To do » Reproduce every entry exactly and leave its pictures out.
[begin Raw data]
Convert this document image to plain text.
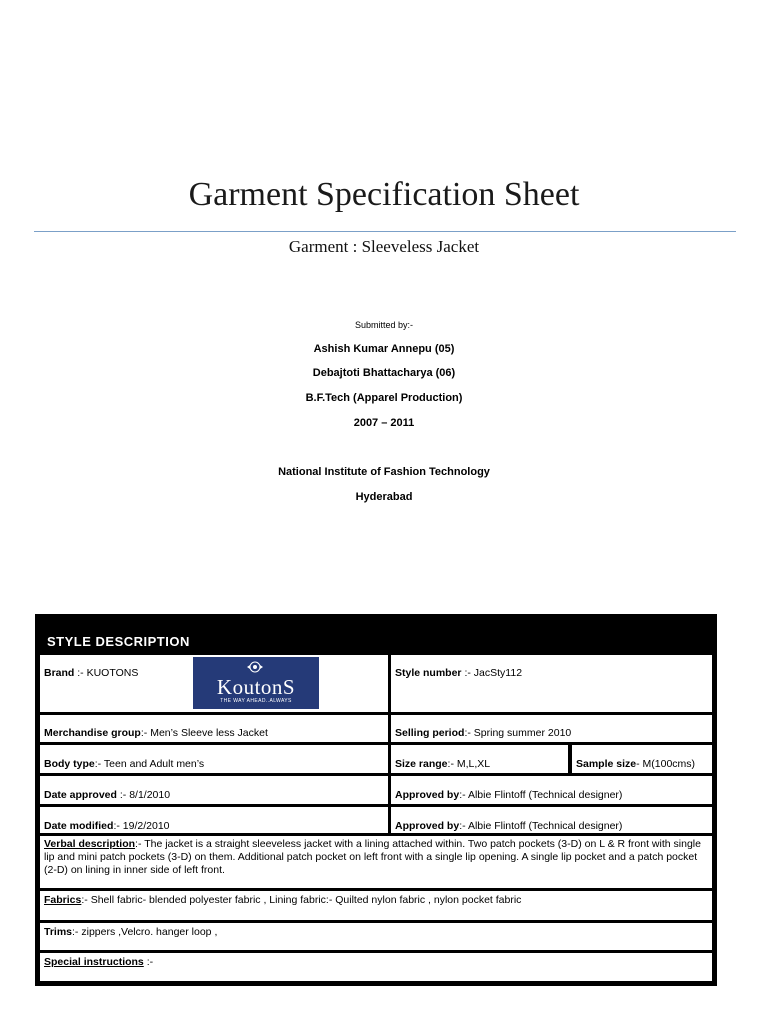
Garment Specification Sheet
Garment : Sleeveless Jacket
Submitted by:-
Ashish Kumar Annepu (05)
Debajtoti Bhattacharya (06)
B.F.Tech (Apparel Production)
2007 – 2011
National Institute of Fashion Technology
Hyderabad
STYLE DESCRIPTION
Brand :- KUOTONS
KoutonS
THE WAY AHEAD..ALWAYS
Style number :- JacSty112
Merchandise group:- Men’s Sleeve less Jacket	Selling period:- Spring summer 2010
Body type:- Teen and Adult men’s	Size range:- M,L,XL	Sample size- M(100cms)
Date approved :- 8/1/2010	Approved by:- Albie Flintoff (Technical designer)
Date modified:- 19/2/2010	Approved by:- Albie Flintoff (Technical designer)
Verbal description:- The jacket is a straight sleeveless jacket with a lining attached within. Two patch pockets (3-D) on L & R front with single lip and mini patch pockets (3-D) on them. Additional patch pocket on left front with a single lip opening. A single lip pocket and a patch pocket (2-D) on lining in inner side of left front.
Fabrics:- Shell fabric- blended polyester fabric , Lining fabric:- Quilted nylon fabric , nylon pocket fabric
Trims:- zippers ,Velcro. hanger loop ,
Special instructions :-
[end Raw data]
Answer to this problem »
Convert this document image to plain text.
Garment Specification Sheet
Garment : Sleeveless Jacket
Submitted by:-
Ashish Kumar Annepu (05)
Debajtoti Bhattacharya (06)
B.F.Tech (Apparel Production)
2007 – 2011
National Institute of Fashion Technology
Hyderabad
STYLE DESCRIPTION
Brand :- KUOTONS
KoutonS
THE WAY AHEAD..ALWAYS
Style number :- JacSty112
Merchandise group:- Men’s Sleeve less Jacket	Selling period:- Spring summer 2010
Body type:- Teen and Adult men’s	Size range:- M,L,XL	Sample size- M(100cms)
Date approved :- 8/1/2010	Approved by:- Albie Flintoff (Technical designer)
Date modified:- 19/2/2010	Approved by:- Albie Flintoff (Technical designer)
Verbal description:- The jacket is a straight sleeveless jacket with a lining attached within. Two patch pockets (3-D) on L & R front with single lip and mini patch pockets (3-D) on them. Additional patch pocket on left front with a single lip opening. A single lip pocket and a patch pocket (2-D) on lining in inner side of left front.
Fabrics:- Shell fabric- blended polyester fabric , Lining fabric:- Quilted nylon fabric , nylon pocket fabric
Trims:- zippers ,Velcro. hanger loop ,
Special instructions :-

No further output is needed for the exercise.